• What the task requires
Say how many lines contain "往新乐自动站方向"; the answer is the number alone.

• Supplied data
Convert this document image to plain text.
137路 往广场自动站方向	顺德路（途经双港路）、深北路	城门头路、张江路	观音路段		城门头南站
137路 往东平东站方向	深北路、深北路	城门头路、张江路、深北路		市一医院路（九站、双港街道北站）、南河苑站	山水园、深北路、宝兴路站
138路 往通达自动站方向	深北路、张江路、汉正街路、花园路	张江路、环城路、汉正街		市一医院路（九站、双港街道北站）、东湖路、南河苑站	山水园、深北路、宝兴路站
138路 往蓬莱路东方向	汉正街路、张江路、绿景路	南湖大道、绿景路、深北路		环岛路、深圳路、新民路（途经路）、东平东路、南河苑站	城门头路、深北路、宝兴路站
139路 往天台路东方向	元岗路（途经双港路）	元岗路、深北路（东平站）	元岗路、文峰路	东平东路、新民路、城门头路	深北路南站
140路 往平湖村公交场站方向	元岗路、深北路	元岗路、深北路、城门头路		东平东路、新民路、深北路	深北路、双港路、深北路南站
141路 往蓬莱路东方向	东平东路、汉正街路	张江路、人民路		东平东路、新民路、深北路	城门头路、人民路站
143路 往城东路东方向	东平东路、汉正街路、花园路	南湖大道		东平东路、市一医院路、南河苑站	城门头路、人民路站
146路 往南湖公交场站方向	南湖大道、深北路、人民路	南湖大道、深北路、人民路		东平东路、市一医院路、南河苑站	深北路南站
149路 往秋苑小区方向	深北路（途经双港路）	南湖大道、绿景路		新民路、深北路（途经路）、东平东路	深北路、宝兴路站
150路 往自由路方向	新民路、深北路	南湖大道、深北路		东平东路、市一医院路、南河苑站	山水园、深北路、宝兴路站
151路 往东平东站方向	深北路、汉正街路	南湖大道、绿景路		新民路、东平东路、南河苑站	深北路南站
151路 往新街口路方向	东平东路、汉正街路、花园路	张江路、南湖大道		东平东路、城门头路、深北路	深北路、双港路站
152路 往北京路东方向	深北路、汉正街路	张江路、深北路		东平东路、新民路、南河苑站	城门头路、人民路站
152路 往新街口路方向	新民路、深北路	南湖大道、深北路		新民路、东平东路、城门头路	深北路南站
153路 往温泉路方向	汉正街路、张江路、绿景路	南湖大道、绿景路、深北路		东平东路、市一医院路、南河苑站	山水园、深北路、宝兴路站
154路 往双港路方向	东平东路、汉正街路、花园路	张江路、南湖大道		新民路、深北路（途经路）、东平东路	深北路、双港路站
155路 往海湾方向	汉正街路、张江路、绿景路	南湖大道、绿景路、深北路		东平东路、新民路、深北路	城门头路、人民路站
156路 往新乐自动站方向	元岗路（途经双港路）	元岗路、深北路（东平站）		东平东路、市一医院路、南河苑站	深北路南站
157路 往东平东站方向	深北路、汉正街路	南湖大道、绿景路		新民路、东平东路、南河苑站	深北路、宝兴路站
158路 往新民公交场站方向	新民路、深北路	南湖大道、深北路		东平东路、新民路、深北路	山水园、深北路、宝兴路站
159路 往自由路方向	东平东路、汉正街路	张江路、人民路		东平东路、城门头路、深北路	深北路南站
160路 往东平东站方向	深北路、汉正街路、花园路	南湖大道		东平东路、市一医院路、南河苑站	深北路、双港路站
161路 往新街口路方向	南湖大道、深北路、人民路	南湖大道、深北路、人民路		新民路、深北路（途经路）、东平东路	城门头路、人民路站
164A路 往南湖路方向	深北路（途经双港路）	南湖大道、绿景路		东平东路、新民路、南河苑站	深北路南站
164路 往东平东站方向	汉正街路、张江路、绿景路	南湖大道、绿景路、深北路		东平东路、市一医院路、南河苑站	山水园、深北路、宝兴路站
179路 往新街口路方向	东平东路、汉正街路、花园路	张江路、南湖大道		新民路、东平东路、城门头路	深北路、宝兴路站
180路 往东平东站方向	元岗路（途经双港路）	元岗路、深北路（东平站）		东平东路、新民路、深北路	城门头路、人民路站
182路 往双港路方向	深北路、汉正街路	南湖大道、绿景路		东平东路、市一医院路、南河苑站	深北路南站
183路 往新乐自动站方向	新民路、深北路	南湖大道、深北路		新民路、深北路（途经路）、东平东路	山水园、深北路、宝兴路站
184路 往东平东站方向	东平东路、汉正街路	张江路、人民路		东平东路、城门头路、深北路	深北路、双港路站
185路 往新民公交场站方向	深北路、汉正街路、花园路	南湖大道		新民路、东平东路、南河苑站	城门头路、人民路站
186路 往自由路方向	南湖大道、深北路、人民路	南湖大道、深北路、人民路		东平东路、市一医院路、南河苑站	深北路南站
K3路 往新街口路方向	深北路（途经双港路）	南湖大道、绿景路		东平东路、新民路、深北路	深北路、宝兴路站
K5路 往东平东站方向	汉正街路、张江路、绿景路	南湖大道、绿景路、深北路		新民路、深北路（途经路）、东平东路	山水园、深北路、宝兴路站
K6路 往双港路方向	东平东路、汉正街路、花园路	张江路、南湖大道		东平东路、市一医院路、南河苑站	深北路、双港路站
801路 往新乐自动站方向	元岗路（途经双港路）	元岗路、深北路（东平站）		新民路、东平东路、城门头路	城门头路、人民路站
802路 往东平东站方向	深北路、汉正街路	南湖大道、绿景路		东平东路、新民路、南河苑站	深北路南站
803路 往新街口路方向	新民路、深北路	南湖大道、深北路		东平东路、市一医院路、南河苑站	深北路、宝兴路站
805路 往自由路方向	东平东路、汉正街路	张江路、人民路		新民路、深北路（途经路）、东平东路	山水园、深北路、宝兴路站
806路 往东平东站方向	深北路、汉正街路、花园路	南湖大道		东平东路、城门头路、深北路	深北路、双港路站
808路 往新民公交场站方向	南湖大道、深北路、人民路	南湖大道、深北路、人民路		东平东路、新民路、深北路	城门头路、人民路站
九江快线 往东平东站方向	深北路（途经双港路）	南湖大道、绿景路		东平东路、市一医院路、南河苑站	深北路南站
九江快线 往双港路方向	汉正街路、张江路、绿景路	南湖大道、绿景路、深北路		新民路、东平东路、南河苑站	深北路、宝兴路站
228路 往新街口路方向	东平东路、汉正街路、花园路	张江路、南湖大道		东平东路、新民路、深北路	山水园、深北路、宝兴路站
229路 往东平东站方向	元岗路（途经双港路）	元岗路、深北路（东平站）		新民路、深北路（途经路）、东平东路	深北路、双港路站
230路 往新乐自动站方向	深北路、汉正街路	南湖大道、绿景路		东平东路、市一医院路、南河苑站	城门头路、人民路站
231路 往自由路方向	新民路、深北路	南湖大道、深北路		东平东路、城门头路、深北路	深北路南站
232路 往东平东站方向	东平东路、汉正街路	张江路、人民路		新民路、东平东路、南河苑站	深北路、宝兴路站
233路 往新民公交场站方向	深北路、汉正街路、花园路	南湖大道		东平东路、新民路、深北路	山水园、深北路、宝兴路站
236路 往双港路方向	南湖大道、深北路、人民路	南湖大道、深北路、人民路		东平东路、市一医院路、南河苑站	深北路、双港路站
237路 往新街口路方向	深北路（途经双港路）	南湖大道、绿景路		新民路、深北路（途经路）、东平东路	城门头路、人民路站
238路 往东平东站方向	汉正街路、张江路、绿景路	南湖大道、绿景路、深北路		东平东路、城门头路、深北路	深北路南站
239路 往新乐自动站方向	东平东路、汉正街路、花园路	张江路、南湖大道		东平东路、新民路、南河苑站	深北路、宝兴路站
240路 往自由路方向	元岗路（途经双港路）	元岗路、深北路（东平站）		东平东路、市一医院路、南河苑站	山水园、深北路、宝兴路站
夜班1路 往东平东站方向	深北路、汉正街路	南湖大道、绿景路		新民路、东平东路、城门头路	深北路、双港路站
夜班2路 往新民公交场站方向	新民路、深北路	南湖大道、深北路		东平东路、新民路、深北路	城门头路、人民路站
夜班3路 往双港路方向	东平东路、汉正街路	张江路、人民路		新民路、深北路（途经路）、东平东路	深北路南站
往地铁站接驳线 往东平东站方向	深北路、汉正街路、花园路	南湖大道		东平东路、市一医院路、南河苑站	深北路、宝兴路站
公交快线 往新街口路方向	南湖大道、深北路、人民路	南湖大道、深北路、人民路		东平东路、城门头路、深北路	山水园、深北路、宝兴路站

• Task result
5